* [Dataset items]
.....

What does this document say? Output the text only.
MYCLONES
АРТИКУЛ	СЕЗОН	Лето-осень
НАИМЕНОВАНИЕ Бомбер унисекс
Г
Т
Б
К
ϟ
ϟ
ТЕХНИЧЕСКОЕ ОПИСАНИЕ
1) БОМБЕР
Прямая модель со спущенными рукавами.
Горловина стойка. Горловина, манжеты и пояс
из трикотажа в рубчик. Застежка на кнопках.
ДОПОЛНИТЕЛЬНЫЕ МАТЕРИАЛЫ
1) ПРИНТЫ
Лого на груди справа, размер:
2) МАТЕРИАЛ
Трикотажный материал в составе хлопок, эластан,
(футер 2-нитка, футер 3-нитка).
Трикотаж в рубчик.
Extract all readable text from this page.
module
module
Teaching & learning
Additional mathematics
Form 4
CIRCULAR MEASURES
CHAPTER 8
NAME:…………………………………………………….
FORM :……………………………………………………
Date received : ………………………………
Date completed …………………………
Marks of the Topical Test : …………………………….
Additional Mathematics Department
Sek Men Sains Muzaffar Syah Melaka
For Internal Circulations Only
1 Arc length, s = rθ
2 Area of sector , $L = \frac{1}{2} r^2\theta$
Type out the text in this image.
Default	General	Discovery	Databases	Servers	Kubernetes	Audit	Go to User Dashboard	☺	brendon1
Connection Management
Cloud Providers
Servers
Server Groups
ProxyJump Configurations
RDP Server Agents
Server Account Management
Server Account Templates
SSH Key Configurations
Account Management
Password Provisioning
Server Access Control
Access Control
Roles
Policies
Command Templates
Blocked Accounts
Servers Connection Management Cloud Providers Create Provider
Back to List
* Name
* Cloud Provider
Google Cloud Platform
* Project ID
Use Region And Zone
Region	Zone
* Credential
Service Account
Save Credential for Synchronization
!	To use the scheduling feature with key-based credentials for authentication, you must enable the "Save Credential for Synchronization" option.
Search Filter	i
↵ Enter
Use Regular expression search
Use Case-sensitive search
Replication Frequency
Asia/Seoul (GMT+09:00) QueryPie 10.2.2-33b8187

.....

* [AIM OF THE TASK]
Reproduce all of the material above word for word.

* [OUTPUT BELOW]
What does this document say? Output the text only.
MYCLONES
АРТИКУЛ	СЕЗОН	Лето-осень
НАИМЕНОВАНИЕ Бомбер унисекс
Г
Т
Б
К
ϟ
ϟ
ТЕХНИЧЕСКОЕ ОПИСАНИЕ
1) БОМБЕР
Прямая модель со спущенными рукавами.
Горловина стойка. Горловина, манжеты и пояс
из трикотажа в рубчик. Застежка на кнопках.
ДОПОЛНИТЕЛЬНЫЕ МАТЕРИАЛЫ
1) ПРИНТЫ
Лого на груди справа, размер:
2) МАТЕРИАЛ
Трикотажный материал в составе хлопок, эластан,
(футер 2-нитка, футер 3-нитка).
Трикотаж в рубчик.
Extract all readable text from this page.
module
module
Teaching & learning
Additional mathematics
Form 4
CIRCULAR MEASURES
CHAPTER 8
NAME:…………………………………………………….
FORM :……………………………………………………
Date received : ………………………………
Date completed …………………………
Marks of the Topical Test : …………………………….
Additional Mathematics Department
Sek Men Sains Muzaffar Syah Melaka
For Internal Circulations Only
1 Arc length, s = rθ
2 Area of sector , $L = \frac{1}{2} r^2\theta$
Type out the text in this image.
Default	General	Discovery	Databases	Servers	Kubernetes	Audit	Go to User Dashboard	☺	brendon1
Connection Management
Cloud Providers
Servers
Server Groups
ProxyJump Configurations
RDP Server Agents
Server Account Management
Server Account Templates
SSH Key Configurations
Account Management
Password Provisioning
Server Access Control
Access Control
Roles
Policies
Command Templates
Blocked Accounts
Servers Connection Management Cloud Providers Create Provider
Back to List
* Name
* Cloud Provider
Google Cloud Platform
* Project ID
Use Region And Zone
Region	Zone
* Credential
Service Account
Save Credential for Synchronization
!	To use the scheduling feature with key-based credentials for authentication, you must enable the "Save Credential for Synchronization" option.
Search Filter	i
↵ Enter
Use Regular expression search
Use Case-sensitive search
Replication Frequency
Asia/Seoul (GMT+09:00) QueryPie 10.2.2-33b8187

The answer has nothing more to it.